Start RECORDS FOR PROCESSING
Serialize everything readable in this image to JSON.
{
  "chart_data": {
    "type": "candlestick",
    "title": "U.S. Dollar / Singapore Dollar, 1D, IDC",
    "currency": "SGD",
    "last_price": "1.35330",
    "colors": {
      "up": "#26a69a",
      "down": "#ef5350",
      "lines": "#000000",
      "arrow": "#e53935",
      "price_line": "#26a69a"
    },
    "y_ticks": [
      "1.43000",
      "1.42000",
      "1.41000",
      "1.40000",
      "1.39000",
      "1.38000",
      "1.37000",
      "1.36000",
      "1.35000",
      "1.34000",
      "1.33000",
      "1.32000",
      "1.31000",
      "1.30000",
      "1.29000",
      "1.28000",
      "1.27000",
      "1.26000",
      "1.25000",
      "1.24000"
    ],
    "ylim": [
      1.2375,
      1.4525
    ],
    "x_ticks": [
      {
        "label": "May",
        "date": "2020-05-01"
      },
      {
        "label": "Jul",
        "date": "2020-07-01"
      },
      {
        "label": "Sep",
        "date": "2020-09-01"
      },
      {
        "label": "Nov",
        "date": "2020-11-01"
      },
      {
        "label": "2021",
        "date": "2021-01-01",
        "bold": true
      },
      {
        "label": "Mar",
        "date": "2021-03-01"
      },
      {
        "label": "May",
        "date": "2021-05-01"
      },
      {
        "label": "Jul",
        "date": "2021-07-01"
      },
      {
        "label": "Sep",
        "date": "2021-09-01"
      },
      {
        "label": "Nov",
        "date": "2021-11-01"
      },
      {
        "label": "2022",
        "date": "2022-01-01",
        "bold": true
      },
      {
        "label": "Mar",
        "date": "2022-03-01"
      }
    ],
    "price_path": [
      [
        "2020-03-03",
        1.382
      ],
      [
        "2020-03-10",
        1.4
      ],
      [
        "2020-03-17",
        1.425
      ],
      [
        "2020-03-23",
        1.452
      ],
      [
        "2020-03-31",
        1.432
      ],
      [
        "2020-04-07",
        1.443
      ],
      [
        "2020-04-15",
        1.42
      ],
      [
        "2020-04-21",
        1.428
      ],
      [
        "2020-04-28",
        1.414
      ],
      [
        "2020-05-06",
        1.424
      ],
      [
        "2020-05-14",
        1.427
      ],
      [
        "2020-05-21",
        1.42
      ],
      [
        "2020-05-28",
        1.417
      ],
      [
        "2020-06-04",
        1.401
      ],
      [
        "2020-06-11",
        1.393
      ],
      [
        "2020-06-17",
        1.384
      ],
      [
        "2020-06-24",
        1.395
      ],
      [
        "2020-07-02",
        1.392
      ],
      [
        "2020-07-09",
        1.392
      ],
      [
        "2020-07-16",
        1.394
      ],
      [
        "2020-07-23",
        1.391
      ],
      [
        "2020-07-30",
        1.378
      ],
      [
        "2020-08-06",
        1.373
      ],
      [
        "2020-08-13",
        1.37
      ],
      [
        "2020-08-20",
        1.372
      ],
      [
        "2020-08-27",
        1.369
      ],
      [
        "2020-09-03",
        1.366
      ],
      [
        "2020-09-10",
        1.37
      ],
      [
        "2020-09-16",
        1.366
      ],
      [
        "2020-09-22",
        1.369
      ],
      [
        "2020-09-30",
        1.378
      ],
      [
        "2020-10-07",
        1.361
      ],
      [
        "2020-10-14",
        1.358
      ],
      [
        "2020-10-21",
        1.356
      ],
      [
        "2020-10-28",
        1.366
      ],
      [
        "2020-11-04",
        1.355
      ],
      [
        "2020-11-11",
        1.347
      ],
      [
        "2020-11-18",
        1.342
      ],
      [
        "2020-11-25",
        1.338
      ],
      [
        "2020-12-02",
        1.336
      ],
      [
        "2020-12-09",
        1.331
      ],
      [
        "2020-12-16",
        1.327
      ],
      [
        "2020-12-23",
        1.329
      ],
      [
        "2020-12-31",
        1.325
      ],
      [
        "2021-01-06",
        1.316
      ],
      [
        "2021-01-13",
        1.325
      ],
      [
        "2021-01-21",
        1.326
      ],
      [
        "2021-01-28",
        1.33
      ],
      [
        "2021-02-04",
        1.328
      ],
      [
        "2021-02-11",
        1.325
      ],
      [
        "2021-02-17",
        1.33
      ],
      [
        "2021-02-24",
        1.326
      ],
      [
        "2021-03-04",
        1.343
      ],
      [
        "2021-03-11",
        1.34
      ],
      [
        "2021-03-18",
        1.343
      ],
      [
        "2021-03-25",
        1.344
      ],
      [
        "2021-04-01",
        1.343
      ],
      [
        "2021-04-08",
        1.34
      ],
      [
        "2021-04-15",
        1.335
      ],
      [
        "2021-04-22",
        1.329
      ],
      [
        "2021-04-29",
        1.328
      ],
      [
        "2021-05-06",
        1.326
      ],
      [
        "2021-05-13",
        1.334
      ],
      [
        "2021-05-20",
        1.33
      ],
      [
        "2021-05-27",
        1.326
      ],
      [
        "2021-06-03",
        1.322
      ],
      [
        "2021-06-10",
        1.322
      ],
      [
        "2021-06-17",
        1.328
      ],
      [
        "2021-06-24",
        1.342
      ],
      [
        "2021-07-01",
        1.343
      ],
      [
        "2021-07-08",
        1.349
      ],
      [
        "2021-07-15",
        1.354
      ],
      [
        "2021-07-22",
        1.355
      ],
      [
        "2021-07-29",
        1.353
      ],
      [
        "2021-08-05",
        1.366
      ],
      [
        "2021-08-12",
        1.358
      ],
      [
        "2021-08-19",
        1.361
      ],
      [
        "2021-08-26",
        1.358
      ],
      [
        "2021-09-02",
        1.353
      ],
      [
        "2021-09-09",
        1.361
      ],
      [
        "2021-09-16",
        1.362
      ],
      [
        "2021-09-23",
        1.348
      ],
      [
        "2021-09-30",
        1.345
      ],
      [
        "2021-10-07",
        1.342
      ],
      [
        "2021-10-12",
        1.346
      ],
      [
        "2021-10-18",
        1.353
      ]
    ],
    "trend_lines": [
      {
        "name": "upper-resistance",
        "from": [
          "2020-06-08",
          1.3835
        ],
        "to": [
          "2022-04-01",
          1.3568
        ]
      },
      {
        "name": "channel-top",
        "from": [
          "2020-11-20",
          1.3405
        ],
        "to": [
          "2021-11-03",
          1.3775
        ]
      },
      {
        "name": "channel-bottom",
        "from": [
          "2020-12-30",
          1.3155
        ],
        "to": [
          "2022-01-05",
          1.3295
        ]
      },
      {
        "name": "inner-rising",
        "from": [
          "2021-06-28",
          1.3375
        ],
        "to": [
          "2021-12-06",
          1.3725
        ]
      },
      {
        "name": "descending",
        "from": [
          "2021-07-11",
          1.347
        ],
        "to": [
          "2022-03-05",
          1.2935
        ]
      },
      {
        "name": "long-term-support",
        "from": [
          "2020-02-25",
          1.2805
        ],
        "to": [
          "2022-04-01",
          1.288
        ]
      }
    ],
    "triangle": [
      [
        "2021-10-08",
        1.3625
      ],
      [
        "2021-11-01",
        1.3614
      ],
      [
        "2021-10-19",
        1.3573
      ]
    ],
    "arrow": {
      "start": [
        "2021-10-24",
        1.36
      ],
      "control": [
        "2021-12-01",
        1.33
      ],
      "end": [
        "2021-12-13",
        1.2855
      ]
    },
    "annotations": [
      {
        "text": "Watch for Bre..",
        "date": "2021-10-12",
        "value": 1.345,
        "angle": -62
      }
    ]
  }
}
End RECORDS FOR PROCESSING
## TASK
Quote all of the entries verbatim.

## ANSWER TO THE TASK
Serialize everything readable in this image to JSON.
{
  "chart_data": {
    "type": "candlestick",
    "title": "U.S. Dollar / Singapore Dollar, 1D, IDC",
    "currency": "SGD",
    "last_price": "1.35330",
    "colors": {
      "up": "#26a69a",
      "down": "#ef5350",
      "lines": "#000000",
      "arrow": "#e53935",
      "price_line": "#26a69a"
    },
    "y_ticks": [
      "1.43000",
      "1.42000",
      "1.41000",
      "1.40000",
      "1.39000",
      "1.38000",
      "1.37000",
      "1.36000",
      "1.35000",
      "1.34000",
      "1.33000",
      "1.32000",
      "1.31000",
      "1.30000",
      "1.29000",
      "1.28000",
      "1.27000",
      "1.26000",
      "1.25000",
      "1.24000"
    ],
    "ylim": [
      1.2375,
      1.4525
    ],
    "x_ticks": [
      {
        "label": "May",
        "date": "2020-05-01"
      },
      {
        "label": "Jul",
        "date": "2020-07-01"
      },
      {
        "label": "Sep",
        "date": "2020-09-01"
      },
      {
        "label": "Nov",
        "date": "2020-11-01"
      },
      {
        "label": "2021",
        "date": "2021-01-01",
        "bold": true
      },
      {
        "label": "Mar",
        "date": "2021-03-01"
      },
      {
        "label": "May",
        "date": "2021-05-01"
      },
      {
        "label": "Jul",
        "date": "2021-07-01"
      },
      {
        "label": "Sep",
        "date": "2021-09-01"
      },
      {
        "label": "Nov",
        "date": "2021-11-01"
      },
      {
        "label": "2022",
        "date": "2022-01-01",
        "bold": true
      },
      {
        "label": "Mar",
        "date": "2022-03-01"
      }
    ],
    "price_path": [
      [
        "2020-03-03",
        1.382
      ],
      [
        "2020-03-10",
        1.4
      ],
      [
        "2020-03-17",
        1.425
      ],
      [
        "2020-03-23",
        1.452
      ],
      [
        "2020-03-31",
        1.432
      ],
      [
        "2020-04-07",
        1.443
      ],
      [
        "2020-04-15",
        1.42
      ],
      [
        "2020-04-21",
        1.428
      ],
      [
        "2020-04-28",
        1.414
      ],
      [
        "2020-05-06",
        1.424
      ],
      [
        "2020-05-14",
        1.427
      ],
      [
        "2020-05-21",
        1.42
      ],
      [
        "2020-05-28",
        1.417
      ],
      [
        "2020-06-04",
        1.401
      ],
      [
        "2020-06-11",
        1.393
      ],
      [
        "2020-06-17",
        1.384
      ],
      [
        "2020-06-24",
        1.395
      ],
      [
        "2020-07-02",
        1.392
      ],
      [
        "2020-07-09",
        1.392
      ],
      [
        "2020-07-16",
        1.394
      ],
      [
        "2020-07-23",
        1.391
      ],
      [
        "2020-07-30",
        1.378
      ],
      [
        "2020-08-06",
        1.373
      ],
      [
        "2020-08-13",
        1.37
      ],
      [
        "2020-08-20",
        1.372
      ],
      [
        "2020-08-27",
        1.369
      ],
      [
        "2020-09-03",
        1.366
      ],
      [
        "2020-09-10",
        1.37
      ],
      [
        "2020-09-16",
        1.366
      ],
      [
        "2020-09-22",
        1.369
      ],
      [
        "2020-09-30",
        1.378
      ],
      [
        "2020-10-07",
        1.361
      ],
      [
        "2020-10-14",
        1.358
      ],
      [
        "2020-10-21",
        1.356
      ],
      [
        "2020-10-28",
        1.366
      ],
      [
        "2020-11-04",
        1.355
      ],
      [
        "2020-11-11",
        1.347
      ],
      [
        "2020-11-18",
        1.342
      ],
      [
        "2020-11-25",
        1.338
      ],
      [
        "2020-12-02",
        1.336
      ],
      [
        "2020-12-09",
        1.331
      ],
      [
        "2020-12-16",
        1.327
      ],
      [
        "2020-12-23",
        1.329
      ],
      [
        "2020-12-31",
        1.325
      ],
      [
        "2021-01-06",
        1.316
      ],
      [
        "2021-01-13",
        1.325
      ],
      [
        "2021-01-21",
        1.326
      ],
      [
        "2021-01-28",
        1.33
      ],
      [
        "2021-02-04",
        1.328
      ],
      [
        "2021-02-11",
        1.325
      ],
      [
        "2021-02-17",
        1.33
      ],
      [
        "2021-02-24",
        1.326
      ],
      [
        "2021-03-04",
        1.343
      ],
      [
        "2021-03-11",
        1.34
      ],
      [
        "2021-03-18",
        1.343
      ],
      [
        "2021-03-25",
        1.344
      ],
      [
        "2021-04-01",
        1.343
      ],
      [
        "2021-04-08",
        1.34
      ],
      [
        "2021-04-15",
        1.335
      ],
      [
        "2021-04-22",
        1.329
      ],
      [
        "2021-04-29",
        1.328
      ],
      [
        "2021-05-06",
        1.326
      ],
      [
        "2021-05-13",
        1.334
      ],
      [
        "2021-05-20",
        1.33
      ],
      [
        "2021-05-27",
        1.326
      ],
      [
        "2021-06-03",
        1.322
      ],
      [
        "2021-06-10",
        1.322
      ],
      [
        "2021-06-17",
        1.328
      ],
      [
        "2021-06-24",
        1.342
      ],
      [
        "2021-07-01",
        1.343
      ],
      [
        "2021-07-08",
        1.349
      ],
      [
        "2021-07-15",
        1.354
      ],
      [
        "2021-07-22",
        1.355
      ],
      [
        "2021-07-29",
        1.353
      ],
      [
        "2021-08-05",
        1.366
      ],
      [
        "2021-08-12",
        1.358
      ],
      [
        "2021-08-19",
        1.361
      ],
      [
        "2021-08-26",
        1.358
      ],
      [
        "2021-09-02",
        1.353
      ],
      [
        "2021-09-09",
        1.361
      ],
      [
        "2021-09-16",
        1.362
      ],
      [
        "2021-09-23",
        1.348
      ],
      [
        "2021-09-30",
        1.345
      ],
      [
        "2021-10-07",
        1.342
      ],
      [
        "2021-10-12",
        1.346
      ],
      [
        "2021-10-18",
        1.353
      ]
    ],
    "trend_lines": [
      {
        "name": "upper-resistance",
        "from": [
          "2020-06-08",
          1.3835
        ],
        "to": [
          "2022-04-01",
          1.3568
        ]
      },
      {
        "name": "channel-top",
        "from": [
          "2020-11-20",
          1.3405
        ],
        "to": [
          "2021-11-03",
          1.3775
        ]
      },
      {
        "name": "channel-bottom",
        "from": [
          "2020-12-30",
          1.3155
        ],
        "to": [
          "2022-01-05",
          1.3295
        ]
      },
      {
        "name": "inner-rising",
        "from": [
          "2021-06-28",
          1.3375
        ],
        "to": [
          "2021-12-06",
          1.3725
        ]
      },
      {
        "name": "descending",
        "from": [
          "2021-07-11",
          1.347
        ],
        "to": [
          "2022-03-05",
          1.2935
        ]
      },
      {
        "name": "long-term-support",
        "from": [
          "2020-02-25",
          1.2805
        ],
        "to": [
          "2022-04-01",
          1.288
        ]
      }
    ],
    "triangle": [
      [
        "2021-10-08",
        1.3625
      ],
      [
        "2021-11-01",
        1.3614
      ],
      [
        "2021-10-19",
        1.3573
      ]
    ],
    "arrow": {
      "start": [
        "2021-10-24",
        1.36
      ],
      "control": [
        "2021-12-01",
        1.33
      ],
      "end": [
        "2021-12-13",
        1.2855
      ]
    },
    "annotations": [
      {
        "text": "Watch for Bre..",
        "date": "2021-10-12",
        "value": 1.345,
        "angle": -62
      }
    ]
  }
}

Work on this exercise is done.